# GOAL OF THE EXERCISE
Extract every line below that contains the word "propagation".
▬▬▬▬▬▬▬▬▬▬
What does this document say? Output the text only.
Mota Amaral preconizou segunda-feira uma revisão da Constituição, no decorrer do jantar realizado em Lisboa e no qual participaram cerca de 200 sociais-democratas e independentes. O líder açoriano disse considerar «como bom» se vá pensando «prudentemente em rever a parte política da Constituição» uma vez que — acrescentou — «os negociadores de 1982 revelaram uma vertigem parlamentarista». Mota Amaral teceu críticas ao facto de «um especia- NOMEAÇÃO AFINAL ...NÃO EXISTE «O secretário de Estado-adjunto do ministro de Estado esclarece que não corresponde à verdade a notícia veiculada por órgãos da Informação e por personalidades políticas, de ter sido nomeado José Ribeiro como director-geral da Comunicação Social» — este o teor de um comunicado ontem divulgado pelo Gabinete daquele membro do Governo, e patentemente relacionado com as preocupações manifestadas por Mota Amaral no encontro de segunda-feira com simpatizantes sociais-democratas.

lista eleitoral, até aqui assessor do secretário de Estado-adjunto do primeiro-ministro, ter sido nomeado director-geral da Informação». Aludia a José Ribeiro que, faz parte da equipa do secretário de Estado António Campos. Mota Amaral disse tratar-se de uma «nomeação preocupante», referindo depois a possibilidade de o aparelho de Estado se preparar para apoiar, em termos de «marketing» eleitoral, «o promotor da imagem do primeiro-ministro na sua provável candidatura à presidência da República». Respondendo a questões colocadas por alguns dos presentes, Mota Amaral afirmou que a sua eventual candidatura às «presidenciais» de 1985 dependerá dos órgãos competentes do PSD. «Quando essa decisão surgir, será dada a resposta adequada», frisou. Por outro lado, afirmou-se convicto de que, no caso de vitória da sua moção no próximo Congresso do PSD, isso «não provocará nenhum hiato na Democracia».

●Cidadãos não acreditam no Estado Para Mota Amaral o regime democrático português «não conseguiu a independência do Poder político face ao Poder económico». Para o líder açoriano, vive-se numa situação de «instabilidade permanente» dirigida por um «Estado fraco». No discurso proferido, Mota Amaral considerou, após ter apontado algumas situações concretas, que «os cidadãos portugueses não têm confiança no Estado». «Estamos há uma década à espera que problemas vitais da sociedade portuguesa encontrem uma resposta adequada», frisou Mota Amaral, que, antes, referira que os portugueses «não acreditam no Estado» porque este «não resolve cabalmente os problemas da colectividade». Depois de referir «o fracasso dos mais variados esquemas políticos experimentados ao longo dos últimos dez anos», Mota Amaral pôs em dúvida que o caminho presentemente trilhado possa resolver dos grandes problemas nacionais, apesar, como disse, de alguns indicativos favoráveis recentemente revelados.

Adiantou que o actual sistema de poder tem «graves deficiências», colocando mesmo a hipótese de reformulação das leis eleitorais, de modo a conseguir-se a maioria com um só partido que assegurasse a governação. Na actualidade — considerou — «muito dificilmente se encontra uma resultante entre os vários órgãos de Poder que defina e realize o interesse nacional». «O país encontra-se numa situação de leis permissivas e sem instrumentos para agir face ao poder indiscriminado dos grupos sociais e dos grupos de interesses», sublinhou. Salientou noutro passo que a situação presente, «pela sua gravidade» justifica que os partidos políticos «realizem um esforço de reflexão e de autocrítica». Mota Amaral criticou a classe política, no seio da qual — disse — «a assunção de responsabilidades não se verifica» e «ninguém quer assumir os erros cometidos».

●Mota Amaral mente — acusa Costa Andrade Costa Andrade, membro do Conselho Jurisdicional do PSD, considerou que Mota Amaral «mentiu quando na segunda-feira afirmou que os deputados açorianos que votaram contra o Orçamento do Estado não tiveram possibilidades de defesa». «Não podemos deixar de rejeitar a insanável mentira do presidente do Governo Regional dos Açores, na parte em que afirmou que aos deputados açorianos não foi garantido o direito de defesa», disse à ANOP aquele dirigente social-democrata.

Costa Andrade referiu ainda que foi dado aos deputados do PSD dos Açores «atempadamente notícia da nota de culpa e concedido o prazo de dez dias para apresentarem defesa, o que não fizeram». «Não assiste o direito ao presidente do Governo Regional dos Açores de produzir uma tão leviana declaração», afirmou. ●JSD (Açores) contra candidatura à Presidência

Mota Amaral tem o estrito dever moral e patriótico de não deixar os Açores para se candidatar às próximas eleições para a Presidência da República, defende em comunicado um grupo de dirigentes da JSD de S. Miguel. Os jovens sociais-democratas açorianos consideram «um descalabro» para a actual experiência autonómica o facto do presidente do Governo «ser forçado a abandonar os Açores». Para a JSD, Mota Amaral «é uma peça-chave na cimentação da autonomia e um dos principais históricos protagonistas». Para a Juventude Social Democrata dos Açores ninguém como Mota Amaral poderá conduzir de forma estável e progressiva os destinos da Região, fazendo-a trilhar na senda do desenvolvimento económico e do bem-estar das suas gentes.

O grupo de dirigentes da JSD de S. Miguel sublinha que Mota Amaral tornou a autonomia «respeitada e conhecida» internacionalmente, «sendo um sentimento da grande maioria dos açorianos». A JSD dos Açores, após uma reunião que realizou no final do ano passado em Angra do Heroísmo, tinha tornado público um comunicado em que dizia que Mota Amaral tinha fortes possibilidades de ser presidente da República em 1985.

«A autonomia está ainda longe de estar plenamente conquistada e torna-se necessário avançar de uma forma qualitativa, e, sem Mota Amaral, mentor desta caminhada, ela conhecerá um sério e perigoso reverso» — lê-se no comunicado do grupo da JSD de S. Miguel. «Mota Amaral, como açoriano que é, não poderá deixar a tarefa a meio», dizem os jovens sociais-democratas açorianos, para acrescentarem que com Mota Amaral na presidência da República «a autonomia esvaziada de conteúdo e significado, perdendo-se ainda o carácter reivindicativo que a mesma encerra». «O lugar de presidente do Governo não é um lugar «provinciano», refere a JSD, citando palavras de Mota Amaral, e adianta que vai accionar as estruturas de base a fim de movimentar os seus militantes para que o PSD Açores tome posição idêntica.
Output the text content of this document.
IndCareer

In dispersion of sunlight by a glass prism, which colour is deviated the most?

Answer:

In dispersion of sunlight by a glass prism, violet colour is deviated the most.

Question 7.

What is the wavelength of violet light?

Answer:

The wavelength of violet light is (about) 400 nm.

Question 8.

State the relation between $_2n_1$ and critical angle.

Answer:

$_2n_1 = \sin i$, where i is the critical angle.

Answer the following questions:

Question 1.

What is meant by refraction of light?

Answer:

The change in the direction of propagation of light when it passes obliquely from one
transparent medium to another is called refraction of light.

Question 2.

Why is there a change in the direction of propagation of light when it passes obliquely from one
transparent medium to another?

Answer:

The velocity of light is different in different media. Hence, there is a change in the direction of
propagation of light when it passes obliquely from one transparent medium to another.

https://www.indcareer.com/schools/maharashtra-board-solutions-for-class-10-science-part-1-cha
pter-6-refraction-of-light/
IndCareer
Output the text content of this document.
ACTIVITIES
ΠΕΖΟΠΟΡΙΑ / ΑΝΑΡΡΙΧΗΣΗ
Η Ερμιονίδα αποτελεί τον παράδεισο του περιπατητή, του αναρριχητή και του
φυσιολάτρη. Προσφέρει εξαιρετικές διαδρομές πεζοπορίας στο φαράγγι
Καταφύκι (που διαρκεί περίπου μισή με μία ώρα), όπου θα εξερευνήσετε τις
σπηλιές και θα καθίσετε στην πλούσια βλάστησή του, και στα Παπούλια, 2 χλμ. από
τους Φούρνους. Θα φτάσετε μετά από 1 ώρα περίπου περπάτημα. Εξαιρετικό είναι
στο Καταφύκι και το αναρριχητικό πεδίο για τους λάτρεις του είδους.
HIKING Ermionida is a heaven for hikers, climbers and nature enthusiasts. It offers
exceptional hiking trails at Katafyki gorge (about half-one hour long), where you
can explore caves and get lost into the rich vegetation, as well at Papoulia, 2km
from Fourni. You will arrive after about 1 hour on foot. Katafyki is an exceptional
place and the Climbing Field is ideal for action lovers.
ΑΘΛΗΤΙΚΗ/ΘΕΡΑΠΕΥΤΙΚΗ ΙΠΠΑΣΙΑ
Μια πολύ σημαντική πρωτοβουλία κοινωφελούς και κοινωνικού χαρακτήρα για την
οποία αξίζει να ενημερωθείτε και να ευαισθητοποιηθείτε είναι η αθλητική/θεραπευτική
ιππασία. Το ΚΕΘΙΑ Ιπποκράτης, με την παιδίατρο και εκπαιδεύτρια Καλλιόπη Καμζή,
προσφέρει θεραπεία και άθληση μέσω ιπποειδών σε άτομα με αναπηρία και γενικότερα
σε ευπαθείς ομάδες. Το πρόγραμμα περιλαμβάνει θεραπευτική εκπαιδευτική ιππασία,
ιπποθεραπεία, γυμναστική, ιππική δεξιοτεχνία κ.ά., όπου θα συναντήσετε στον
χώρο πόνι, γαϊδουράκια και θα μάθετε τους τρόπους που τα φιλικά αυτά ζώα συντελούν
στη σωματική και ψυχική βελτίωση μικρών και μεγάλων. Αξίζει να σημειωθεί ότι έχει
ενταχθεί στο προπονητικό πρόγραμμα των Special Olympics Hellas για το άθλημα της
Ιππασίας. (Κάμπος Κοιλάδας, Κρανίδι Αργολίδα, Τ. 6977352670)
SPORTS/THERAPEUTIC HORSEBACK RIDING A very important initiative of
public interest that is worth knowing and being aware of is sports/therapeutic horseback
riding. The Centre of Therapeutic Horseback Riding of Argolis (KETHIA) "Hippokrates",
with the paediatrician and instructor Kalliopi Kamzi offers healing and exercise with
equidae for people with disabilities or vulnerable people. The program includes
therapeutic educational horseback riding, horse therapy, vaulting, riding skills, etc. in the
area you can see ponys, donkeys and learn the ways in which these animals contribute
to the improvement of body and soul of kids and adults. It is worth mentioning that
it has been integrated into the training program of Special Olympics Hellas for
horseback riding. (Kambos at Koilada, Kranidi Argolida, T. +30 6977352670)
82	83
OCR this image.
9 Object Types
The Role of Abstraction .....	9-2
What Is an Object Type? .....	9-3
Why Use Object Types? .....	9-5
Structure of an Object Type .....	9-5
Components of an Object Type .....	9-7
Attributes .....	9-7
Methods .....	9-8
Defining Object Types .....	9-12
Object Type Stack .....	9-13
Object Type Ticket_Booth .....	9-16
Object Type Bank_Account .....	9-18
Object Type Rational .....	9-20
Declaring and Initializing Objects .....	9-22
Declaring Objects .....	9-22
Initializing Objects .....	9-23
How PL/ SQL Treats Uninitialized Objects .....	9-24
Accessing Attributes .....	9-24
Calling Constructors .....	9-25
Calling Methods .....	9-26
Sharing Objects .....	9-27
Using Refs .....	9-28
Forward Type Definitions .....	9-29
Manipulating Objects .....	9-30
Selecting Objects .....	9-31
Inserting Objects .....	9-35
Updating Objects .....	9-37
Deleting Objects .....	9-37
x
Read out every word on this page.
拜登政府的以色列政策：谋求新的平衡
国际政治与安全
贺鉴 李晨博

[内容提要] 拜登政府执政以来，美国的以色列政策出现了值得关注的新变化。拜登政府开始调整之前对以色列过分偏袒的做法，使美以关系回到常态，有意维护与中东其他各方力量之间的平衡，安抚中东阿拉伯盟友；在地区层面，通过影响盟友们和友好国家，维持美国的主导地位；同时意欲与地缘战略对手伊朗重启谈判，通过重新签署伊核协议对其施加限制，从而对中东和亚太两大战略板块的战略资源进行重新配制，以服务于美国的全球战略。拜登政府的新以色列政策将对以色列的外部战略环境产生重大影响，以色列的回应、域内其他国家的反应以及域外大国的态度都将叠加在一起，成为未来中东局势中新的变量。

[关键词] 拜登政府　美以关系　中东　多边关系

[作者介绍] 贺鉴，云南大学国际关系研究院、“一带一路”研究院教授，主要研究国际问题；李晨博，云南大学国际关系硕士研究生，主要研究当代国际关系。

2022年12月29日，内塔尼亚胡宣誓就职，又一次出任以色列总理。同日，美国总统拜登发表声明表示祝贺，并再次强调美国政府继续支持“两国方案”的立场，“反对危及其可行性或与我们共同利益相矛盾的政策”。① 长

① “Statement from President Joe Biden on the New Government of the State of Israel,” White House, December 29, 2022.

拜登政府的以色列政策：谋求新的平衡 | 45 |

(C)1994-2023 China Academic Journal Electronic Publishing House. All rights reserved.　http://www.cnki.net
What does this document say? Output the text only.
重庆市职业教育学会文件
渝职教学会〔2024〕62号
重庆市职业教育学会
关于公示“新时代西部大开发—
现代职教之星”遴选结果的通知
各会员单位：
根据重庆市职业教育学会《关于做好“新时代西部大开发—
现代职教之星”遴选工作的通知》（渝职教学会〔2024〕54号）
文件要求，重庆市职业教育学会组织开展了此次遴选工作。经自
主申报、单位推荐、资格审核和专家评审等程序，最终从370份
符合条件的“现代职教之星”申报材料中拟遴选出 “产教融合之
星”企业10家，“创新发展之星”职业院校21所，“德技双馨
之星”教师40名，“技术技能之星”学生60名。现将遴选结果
▬▬▬▬▬▬▬▬▬▬
# ANSWER FOR THE TASK
The change in the direction of propagation of light when it passes obliquely from one
Why is there a change in the direction of propagation of light when it passes obliquely from one
propagation of light when it passes obliquely from one transparent medium to another.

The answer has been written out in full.